▶ [Set problem]:
Print out every line, exactly as written.

▶ [Input records]:

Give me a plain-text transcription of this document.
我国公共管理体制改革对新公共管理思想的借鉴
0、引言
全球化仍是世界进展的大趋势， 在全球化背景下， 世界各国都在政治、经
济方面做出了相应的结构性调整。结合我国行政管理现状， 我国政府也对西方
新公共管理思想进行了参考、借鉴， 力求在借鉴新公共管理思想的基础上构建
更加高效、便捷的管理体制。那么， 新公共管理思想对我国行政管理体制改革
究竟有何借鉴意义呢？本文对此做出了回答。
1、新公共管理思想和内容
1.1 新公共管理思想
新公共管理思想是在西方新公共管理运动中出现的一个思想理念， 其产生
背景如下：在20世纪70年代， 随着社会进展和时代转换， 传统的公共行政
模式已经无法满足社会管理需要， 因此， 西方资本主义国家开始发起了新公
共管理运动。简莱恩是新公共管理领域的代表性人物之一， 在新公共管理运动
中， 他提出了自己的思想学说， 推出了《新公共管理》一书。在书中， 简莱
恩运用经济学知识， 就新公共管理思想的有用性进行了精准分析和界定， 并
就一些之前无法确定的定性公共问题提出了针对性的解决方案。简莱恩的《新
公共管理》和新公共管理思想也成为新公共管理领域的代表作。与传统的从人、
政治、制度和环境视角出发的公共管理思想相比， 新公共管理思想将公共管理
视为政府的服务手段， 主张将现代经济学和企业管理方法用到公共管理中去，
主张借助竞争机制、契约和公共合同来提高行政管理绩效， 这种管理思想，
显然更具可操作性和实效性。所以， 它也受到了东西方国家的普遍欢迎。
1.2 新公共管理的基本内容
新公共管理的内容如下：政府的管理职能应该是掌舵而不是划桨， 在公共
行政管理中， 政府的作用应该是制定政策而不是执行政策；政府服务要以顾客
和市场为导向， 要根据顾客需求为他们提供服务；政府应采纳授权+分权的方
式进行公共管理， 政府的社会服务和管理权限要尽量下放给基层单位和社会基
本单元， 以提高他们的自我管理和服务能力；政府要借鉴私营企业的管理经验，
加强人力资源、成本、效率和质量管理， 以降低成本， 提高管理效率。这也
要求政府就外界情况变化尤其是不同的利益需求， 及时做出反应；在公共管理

▶ [Answer for this exercise]:
Give me a plain-text transcription of this document.
我国公共管理体制改革对新公共管理思想的借鉴
0、引言
全球化仍是世界进展的大趋势， 在全球化背景下， 世界各国都在政治、经
济方面做出了相应的结构性调整。结合我国行政管理现状， 我国政府也对西方
新公共管理思想进行了参考、借鉴， 力求在借鉴新公共管理思想的基础上构建
更加高效、便捷的管理体制。那么， 新公共管理思想对我国行政管理体制改革
究竟有何借鉴意义呢？本文对此做出了回答。
1、新公共管理思想和内容
1.1 新公共管理思想
新公共管理思想是在西方新公共管理运动中出现的一个思想理念， 其产生
背景如下：在20世纪70年代， 随着社会进展和时代转换， 传统的公共行政
模式已经无法满足社会管理需要， 因此， 西方资本主义国家开始发起了新公
共管理运动。简莱恩是新公共管理领域的代表性人物之一， 在新公共管理运动
中， 他提出了自己的思想学说， 推出了《新公共管理》一书。在书中， 简莱
恩运用经济学知识， 就新公共管理思想的有用性进行了精准分析和界定， 并
就一些之前无法确定的定性公共问题提出了针对性的解决方案。简莱恩的《新
公共管理》和新公共管理思想也成为新公共管理领域的代表作。与传统的从人、
政治、制度和环境视角出发的公共管理思想相比， 新公共管理思想将公共管理
视为政府的服务手段， 主张将现代经济学和企业管理方法用到公共管理中去，
主张借助竞争机制、契约和公共合同来提高行政管理绩效， 这种管理思想，
显然更具可操作性和实效性。所以， 它也受到了东西方国家的普遍欢迎。
1.2 新公共管理的基本内容
新公共管理的内容如下：政府的管理职能应该是掌舵而不是划桨， 在公共
行政管理中， 政府的作用应该是制定政策而不是执行政策；政府服务要以顾客
和市场为导向， 要根据顾客需求为他们提供服务；政府应采纳授权+分权的方
式进行公共管理， 政府的社会服务和管理权限要尽量下放给基层单位和社会基
本单元， 以提高他们的自我管理和服务能力；政府要借鉴私营企业的管理经验，
加强人力资源、成本、效率和质量管理， 以降低成本， 提高管理效率。这也
要求政府就外界情况变化尤其是不同的利益需求， 及时做出反应；在公共管理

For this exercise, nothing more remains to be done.